___ Raw records ___

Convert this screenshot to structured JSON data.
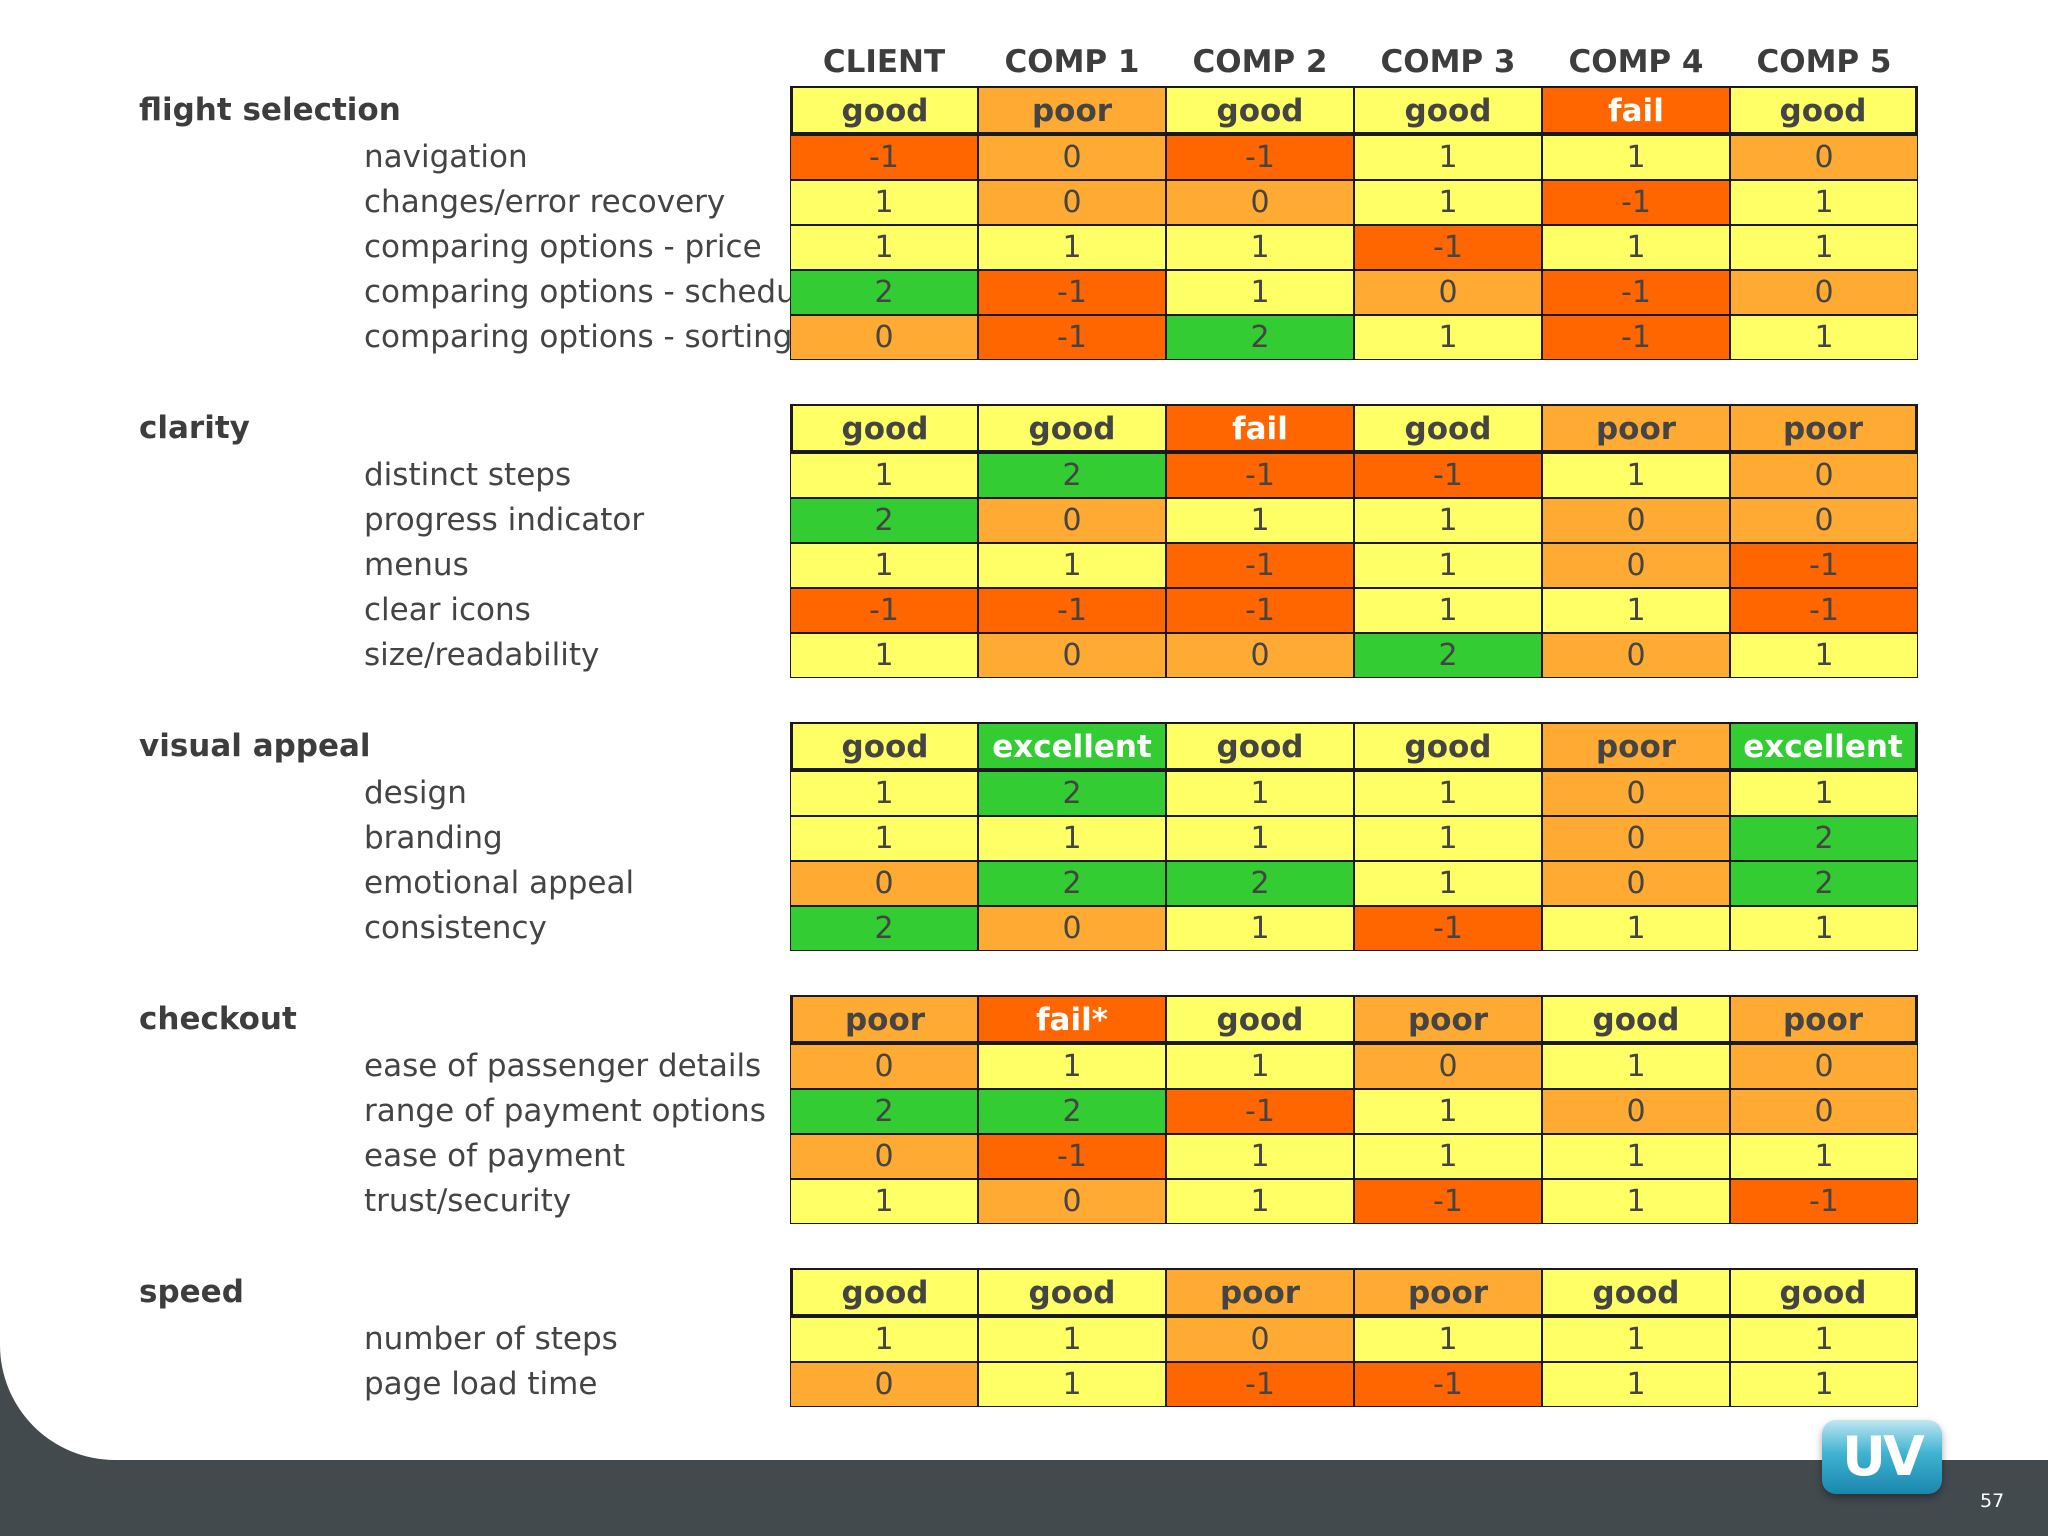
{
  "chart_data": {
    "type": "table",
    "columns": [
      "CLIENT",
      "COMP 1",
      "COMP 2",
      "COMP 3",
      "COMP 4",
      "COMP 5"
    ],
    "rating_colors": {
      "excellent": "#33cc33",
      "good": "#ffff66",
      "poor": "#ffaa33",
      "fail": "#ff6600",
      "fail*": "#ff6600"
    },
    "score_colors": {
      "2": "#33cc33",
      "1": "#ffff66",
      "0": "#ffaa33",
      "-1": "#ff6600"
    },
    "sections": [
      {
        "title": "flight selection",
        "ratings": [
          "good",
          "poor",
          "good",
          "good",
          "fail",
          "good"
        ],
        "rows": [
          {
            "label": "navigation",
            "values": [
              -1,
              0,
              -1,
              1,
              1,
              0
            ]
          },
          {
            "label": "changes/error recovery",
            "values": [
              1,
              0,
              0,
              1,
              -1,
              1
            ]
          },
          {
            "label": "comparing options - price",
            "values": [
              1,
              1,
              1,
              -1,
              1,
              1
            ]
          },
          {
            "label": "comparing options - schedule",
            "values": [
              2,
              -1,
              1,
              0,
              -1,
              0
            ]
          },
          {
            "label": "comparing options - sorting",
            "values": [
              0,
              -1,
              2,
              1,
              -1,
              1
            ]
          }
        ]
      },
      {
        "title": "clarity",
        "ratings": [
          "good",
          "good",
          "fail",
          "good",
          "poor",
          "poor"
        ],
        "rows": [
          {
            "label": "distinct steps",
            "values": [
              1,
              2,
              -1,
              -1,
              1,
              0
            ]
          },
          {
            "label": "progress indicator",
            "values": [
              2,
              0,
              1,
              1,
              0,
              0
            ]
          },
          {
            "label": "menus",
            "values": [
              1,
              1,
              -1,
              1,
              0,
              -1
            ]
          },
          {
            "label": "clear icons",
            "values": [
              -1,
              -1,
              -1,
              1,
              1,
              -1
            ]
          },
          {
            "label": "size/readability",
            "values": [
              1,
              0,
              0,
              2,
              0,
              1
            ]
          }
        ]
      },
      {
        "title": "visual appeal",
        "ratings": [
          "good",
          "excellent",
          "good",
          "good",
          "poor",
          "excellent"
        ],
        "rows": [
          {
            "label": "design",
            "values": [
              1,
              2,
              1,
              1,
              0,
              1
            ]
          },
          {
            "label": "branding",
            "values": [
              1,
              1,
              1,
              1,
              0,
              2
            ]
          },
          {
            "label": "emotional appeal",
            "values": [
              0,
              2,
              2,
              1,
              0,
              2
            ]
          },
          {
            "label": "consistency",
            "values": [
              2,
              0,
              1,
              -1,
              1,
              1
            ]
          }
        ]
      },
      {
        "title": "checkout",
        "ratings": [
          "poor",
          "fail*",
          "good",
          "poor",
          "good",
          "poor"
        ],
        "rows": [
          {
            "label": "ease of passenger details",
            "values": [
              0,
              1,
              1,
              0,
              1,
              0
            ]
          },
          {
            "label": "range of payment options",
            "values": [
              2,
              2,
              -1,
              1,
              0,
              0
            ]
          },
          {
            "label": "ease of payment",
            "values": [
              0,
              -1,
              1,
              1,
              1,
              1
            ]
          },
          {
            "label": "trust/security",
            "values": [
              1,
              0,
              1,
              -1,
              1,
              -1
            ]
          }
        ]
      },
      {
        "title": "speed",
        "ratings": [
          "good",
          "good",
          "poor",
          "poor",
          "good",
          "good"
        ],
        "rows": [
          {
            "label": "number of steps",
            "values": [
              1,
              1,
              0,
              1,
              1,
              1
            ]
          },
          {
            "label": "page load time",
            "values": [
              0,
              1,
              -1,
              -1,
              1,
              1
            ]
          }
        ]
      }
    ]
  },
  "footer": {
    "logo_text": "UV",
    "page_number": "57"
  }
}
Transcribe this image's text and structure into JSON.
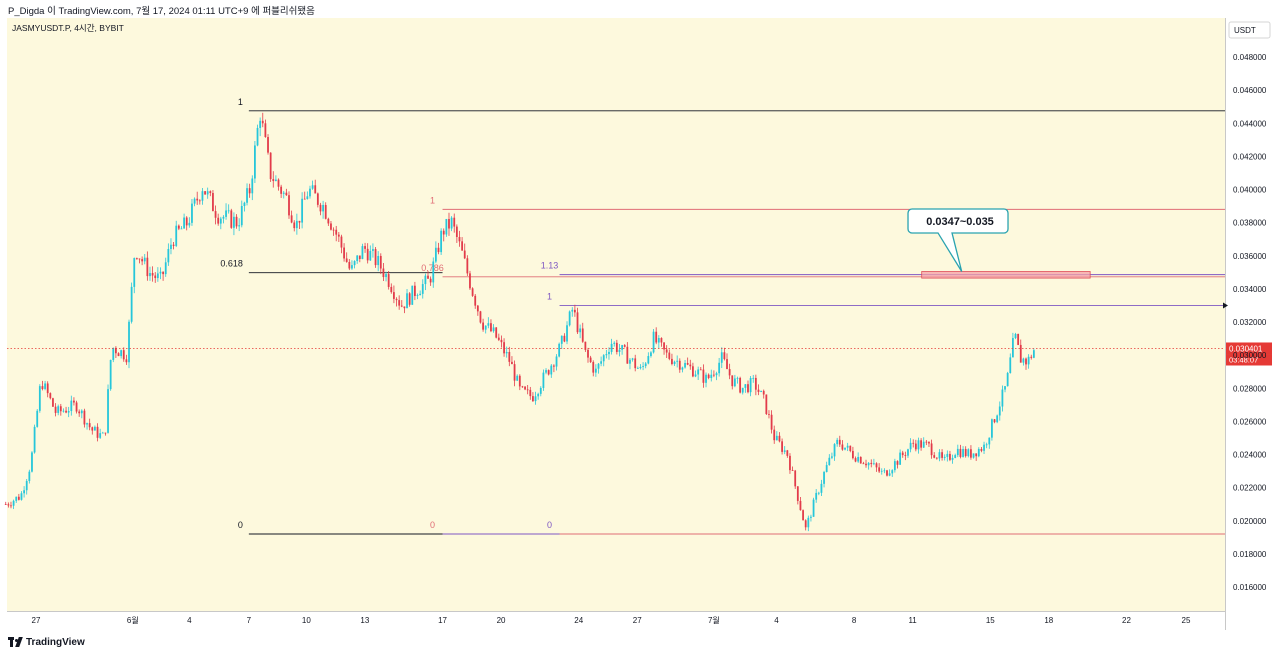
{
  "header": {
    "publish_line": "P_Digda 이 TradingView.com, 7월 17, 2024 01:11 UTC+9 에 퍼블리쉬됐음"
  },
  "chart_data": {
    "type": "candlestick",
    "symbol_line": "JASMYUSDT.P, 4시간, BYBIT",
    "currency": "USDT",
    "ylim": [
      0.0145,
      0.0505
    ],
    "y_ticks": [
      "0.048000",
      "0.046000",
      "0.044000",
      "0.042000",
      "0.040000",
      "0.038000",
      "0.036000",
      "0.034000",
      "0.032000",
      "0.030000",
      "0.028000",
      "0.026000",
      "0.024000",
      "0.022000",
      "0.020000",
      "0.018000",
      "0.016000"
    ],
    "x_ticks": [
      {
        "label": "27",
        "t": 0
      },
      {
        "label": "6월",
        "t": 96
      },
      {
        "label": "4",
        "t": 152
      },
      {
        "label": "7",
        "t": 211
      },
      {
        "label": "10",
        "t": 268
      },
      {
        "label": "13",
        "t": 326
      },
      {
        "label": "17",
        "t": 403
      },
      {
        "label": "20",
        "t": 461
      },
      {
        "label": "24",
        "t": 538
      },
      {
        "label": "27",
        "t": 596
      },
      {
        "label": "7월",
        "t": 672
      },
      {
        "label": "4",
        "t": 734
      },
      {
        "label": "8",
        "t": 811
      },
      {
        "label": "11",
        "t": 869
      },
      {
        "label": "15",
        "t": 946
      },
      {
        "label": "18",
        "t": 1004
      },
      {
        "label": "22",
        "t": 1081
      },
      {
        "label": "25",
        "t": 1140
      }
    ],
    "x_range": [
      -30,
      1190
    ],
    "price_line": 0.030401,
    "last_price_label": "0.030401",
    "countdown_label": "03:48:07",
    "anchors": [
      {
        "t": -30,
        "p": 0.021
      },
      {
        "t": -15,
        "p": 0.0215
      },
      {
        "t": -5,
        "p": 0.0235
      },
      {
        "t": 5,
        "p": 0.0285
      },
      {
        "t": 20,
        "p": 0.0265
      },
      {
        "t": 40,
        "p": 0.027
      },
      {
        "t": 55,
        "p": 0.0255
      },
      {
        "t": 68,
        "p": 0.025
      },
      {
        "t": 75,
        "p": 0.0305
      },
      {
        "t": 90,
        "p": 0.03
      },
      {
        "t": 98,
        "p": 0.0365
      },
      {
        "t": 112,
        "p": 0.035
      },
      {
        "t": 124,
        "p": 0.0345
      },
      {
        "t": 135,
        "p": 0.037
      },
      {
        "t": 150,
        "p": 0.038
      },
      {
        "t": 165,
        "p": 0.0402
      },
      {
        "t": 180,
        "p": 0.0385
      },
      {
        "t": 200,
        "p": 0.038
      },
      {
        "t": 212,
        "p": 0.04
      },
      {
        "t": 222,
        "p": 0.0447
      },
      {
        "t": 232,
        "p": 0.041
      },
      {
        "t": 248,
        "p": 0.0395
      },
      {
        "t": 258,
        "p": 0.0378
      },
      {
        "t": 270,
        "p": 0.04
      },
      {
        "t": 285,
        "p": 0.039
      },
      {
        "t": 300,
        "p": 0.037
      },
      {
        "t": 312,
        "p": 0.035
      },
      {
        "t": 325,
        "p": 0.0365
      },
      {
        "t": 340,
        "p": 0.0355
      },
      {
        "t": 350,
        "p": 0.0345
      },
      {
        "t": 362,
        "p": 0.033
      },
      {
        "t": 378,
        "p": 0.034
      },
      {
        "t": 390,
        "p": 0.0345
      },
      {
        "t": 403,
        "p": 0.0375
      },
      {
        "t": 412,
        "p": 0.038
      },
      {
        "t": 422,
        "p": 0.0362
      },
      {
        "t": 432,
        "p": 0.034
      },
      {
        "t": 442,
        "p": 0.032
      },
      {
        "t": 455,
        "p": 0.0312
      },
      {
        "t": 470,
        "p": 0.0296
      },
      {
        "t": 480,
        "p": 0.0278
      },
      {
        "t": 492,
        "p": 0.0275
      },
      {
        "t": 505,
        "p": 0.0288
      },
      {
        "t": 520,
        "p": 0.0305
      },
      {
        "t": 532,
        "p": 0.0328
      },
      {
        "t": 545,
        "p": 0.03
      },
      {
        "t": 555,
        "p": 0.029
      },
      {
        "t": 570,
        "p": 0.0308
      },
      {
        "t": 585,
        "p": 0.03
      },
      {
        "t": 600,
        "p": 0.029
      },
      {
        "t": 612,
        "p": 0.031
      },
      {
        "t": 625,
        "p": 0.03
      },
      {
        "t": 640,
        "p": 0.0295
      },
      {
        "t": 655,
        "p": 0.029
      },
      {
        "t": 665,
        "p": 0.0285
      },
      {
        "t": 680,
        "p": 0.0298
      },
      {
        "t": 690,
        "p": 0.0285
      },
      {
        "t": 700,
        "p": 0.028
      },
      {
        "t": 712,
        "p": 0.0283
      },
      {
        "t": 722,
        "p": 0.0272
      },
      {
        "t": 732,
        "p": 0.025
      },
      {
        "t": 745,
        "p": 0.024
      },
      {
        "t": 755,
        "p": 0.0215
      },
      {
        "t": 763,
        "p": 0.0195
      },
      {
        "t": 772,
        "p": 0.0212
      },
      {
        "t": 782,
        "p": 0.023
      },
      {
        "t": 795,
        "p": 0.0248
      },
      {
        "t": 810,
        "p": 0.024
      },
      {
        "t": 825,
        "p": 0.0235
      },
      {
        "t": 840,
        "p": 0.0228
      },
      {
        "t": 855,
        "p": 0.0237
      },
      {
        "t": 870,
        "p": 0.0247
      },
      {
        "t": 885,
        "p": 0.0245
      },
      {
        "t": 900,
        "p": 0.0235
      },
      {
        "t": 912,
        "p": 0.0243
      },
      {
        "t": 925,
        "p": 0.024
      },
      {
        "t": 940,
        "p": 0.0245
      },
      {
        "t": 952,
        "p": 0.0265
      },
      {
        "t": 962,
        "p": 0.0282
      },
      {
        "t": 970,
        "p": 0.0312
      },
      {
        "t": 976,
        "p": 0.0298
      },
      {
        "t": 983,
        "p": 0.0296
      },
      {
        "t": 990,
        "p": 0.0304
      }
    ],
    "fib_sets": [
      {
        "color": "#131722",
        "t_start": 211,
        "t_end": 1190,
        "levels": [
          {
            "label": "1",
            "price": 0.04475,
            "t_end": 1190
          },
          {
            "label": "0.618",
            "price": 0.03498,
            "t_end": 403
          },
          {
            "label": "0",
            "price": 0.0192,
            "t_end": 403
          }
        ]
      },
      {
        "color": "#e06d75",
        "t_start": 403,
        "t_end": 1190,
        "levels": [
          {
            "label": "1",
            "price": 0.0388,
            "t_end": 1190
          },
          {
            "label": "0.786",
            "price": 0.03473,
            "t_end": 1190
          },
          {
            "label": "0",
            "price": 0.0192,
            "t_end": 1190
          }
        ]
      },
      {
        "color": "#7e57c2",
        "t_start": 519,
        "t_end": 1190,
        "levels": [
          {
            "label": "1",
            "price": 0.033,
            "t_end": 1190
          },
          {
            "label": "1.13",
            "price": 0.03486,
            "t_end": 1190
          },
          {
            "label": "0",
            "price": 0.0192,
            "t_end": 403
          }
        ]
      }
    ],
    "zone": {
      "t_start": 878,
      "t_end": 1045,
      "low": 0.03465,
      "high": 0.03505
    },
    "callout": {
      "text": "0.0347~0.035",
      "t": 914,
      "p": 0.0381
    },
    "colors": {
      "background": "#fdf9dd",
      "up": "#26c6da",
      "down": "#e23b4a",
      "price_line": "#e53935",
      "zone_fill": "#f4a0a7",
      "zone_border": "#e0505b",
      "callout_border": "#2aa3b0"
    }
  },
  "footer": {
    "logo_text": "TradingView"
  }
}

___

- What you should do -
Look through the listing above. Pick out each line with "options" and copy it.

- Solution below -
            "label": "comparing options - price",
            "label": "comparing options - schedule",
            "label": "comparing options - sorting",
            "label": "range of payment options",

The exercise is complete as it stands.